▶ _ENTRIES SUPPLIED_:
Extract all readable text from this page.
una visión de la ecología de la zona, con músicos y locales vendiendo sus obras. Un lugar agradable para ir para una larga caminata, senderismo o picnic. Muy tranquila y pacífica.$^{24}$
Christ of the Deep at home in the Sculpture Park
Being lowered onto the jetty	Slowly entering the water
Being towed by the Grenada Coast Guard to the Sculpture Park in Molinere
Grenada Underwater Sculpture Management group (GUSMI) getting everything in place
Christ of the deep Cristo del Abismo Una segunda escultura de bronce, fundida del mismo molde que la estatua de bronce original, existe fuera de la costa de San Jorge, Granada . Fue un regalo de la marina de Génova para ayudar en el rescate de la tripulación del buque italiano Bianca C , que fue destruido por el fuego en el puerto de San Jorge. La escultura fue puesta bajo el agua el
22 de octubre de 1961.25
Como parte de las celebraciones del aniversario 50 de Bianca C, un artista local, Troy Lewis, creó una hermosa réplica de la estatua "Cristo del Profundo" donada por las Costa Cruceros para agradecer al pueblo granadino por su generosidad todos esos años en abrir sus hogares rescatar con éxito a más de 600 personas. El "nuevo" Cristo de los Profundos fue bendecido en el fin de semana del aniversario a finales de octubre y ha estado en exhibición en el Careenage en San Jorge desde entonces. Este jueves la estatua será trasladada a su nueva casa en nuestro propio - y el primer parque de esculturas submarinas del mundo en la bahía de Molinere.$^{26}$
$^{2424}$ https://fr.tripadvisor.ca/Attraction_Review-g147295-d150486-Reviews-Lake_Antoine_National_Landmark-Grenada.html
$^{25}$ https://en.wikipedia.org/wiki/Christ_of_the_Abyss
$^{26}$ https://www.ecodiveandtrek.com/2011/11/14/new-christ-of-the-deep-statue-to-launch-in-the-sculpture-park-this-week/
==
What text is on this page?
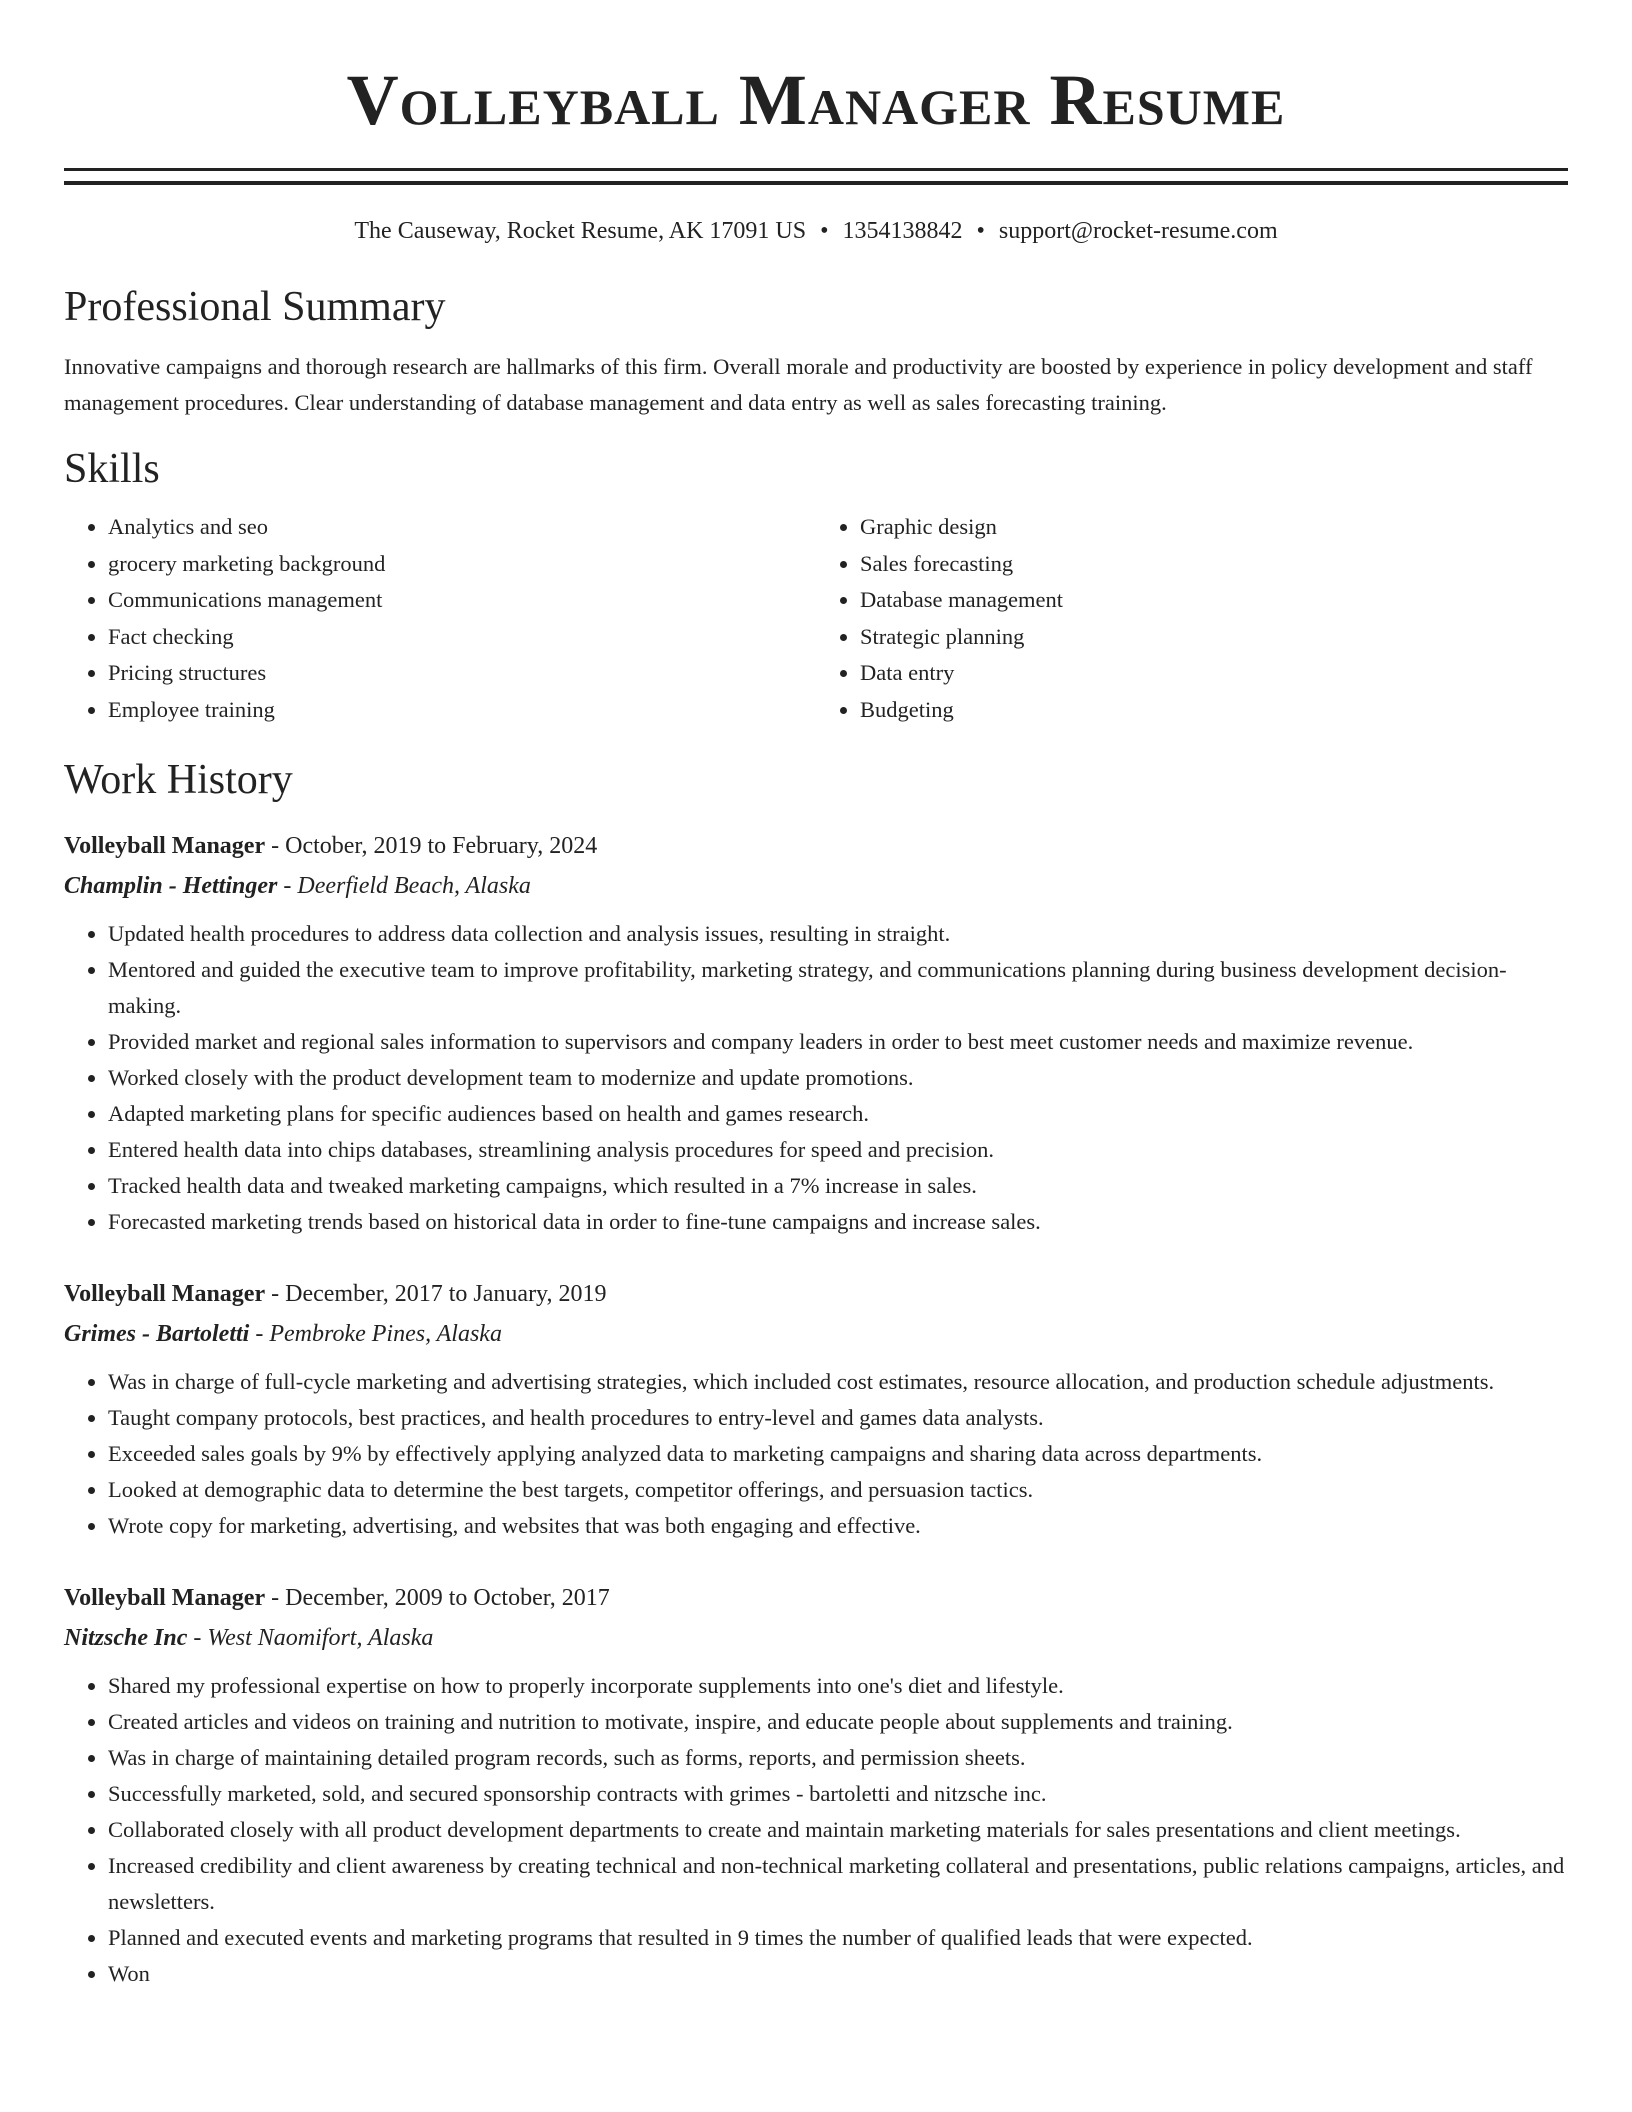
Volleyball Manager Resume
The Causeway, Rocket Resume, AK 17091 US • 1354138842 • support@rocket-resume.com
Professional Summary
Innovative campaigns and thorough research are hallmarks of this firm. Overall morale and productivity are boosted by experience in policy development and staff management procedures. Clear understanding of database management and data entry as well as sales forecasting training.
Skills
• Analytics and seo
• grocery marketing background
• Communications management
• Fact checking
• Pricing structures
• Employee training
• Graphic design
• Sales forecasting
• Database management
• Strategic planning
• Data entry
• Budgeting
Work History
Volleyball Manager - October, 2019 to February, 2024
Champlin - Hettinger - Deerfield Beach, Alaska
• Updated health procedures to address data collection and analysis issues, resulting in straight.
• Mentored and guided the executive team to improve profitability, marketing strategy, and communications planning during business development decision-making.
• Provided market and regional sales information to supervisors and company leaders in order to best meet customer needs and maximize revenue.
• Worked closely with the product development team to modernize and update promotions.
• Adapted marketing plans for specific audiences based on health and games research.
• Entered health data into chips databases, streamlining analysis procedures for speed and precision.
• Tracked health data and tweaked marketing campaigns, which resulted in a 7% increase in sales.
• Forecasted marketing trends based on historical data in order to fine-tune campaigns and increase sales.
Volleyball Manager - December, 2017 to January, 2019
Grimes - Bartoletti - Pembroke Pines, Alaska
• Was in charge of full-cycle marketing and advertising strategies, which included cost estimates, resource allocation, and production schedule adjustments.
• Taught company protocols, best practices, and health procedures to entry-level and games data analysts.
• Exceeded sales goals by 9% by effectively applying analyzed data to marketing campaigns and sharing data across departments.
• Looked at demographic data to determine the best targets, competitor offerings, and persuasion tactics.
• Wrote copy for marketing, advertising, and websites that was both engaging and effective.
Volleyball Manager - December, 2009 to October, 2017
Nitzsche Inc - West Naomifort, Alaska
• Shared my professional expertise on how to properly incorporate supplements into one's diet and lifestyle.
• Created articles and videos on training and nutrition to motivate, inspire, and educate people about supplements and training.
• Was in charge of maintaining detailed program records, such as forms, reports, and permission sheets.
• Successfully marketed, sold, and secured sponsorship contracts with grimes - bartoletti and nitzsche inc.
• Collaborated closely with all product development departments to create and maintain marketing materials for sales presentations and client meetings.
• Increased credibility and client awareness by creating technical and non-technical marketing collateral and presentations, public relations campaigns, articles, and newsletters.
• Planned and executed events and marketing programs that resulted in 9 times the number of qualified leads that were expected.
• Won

▶ _TASK DIRECTIONS_: Collect the lines that hold "research".

▶ _TASK SOLUTION_:
Innovative campaigns and thorough research are hallmarks of this firm. Overall morale and productivity are boosted by experience in policy development and staff management procedures. Clear understanding of database management and data entry as well as sales forecasting training.
• Adapted marketing plans for specific audiences based on health and games research.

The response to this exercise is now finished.